# START OF Provided data

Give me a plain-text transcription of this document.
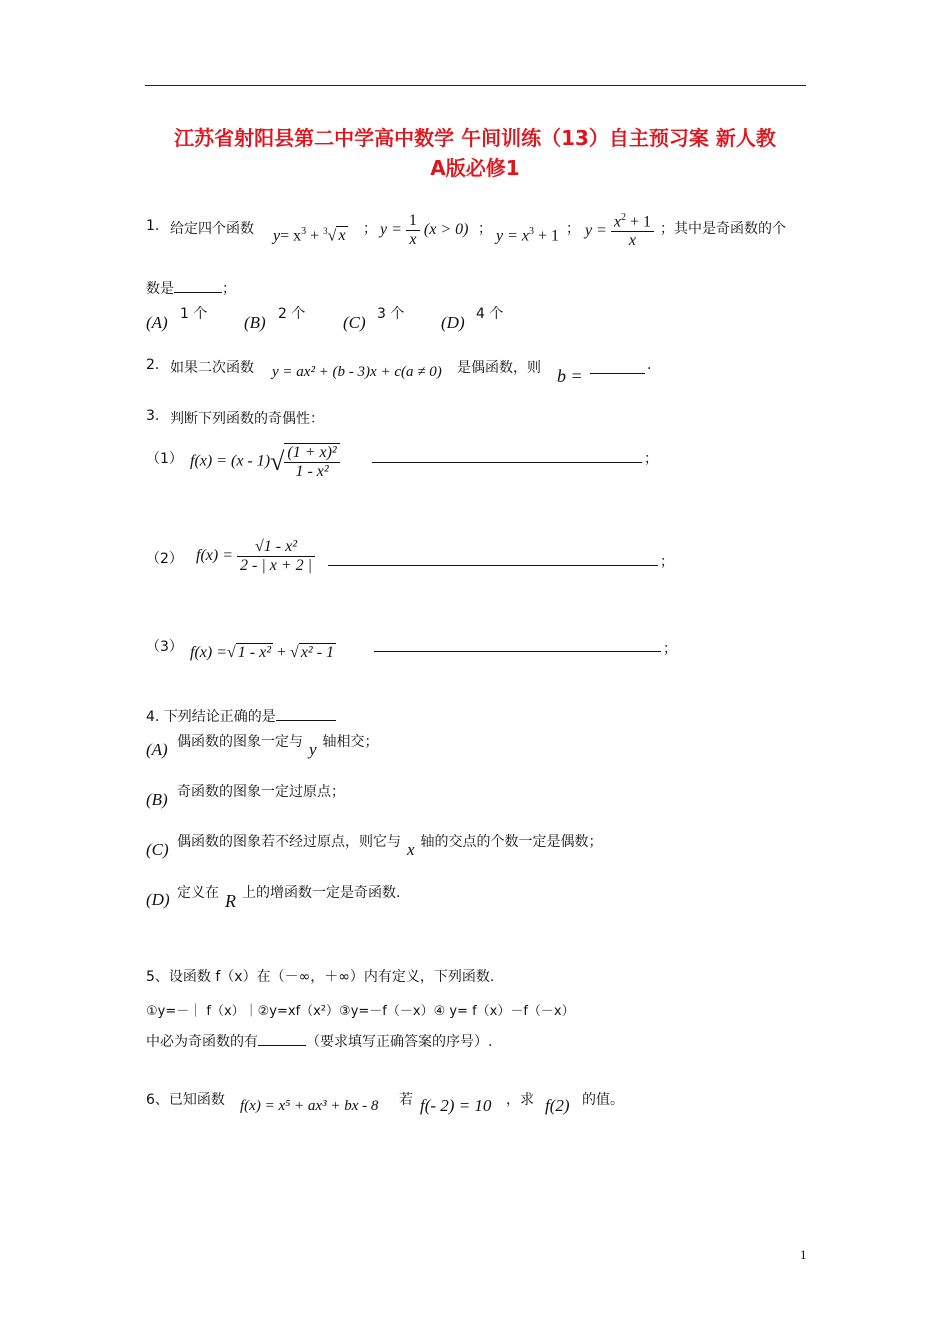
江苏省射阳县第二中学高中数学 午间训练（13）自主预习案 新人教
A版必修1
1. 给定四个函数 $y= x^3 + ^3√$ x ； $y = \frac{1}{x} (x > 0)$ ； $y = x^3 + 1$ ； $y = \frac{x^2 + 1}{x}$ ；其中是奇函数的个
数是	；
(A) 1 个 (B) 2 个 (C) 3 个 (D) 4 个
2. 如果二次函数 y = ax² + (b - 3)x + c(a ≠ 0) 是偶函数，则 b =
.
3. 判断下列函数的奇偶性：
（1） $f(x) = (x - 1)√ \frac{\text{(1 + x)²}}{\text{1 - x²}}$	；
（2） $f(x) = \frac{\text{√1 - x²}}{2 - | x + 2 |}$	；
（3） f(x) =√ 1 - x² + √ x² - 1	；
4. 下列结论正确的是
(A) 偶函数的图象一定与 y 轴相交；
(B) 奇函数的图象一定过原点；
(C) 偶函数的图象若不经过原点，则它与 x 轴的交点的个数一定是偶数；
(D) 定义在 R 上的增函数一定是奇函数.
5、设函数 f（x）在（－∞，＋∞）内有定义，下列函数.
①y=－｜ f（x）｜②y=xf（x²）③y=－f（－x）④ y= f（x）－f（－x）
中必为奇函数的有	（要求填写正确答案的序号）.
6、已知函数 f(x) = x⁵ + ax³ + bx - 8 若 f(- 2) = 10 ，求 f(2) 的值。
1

# END OF Provided data
# START OF Provided data

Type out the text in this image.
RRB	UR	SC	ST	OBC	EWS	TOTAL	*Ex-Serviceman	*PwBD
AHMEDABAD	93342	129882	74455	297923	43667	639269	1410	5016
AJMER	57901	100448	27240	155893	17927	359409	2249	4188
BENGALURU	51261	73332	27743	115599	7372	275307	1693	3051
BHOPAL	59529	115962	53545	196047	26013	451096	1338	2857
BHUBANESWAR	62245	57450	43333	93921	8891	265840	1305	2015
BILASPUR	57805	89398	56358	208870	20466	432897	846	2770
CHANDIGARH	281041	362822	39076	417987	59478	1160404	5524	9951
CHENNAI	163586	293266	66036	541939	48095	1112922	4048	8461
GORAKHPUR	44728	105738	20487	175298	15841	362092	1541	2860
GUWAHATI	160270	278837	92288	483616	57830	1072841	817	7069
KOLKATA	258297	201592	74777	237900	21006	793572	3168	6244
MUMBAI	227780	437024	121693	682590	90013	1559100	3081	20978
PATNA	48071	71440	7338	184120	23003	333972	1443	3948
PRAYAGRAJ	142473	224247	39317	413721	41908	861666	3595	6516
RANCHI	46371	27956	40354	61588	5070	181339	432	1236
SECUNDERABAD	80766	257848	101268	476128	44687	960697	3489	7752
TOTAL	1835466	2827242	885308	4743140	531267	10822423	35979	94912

# END OF Provided data
# START OF Provided data

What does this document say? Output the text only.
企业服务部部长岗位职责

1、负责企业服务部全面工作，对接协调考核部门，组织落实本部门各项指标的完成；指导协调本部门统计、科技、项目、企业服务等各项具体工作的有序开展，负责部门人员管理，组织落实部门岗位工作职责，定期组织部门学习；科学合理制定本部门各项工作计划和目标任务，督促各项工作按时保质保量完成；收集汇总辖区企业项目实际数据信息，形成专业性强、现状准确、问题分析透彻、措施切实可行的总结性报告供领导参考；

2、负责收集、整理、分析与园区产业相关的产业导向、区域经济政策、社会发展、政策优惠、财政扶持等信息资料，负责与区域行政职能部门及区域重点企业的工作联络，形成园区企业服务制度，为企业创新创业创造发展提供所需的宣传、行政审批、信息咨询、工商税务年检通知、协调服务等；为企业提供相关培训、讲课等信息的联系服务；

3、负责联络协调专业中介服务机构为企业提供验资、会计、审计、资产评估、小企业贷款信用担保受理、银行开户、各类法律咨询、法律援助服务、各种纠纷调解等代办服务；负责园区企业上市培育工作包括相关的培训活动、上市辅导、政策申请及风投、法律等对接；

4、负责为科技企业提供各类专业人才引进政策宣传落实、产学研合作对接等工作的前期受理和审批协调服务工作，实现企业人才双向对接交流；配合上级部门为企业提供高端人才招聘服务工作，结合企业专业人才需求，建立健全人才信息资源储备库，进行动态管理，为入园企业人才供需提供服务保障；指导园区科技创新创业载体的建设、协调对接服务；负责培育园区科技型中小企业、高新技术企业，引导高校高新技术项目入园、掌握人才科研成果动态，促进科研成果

# END OF Provided data

Search the data for "this". Copy every matching line.

[Solved problem]:
Give me a plain-text transcription of this document.
Type out the text in this image.
What does this document say? Output the text only.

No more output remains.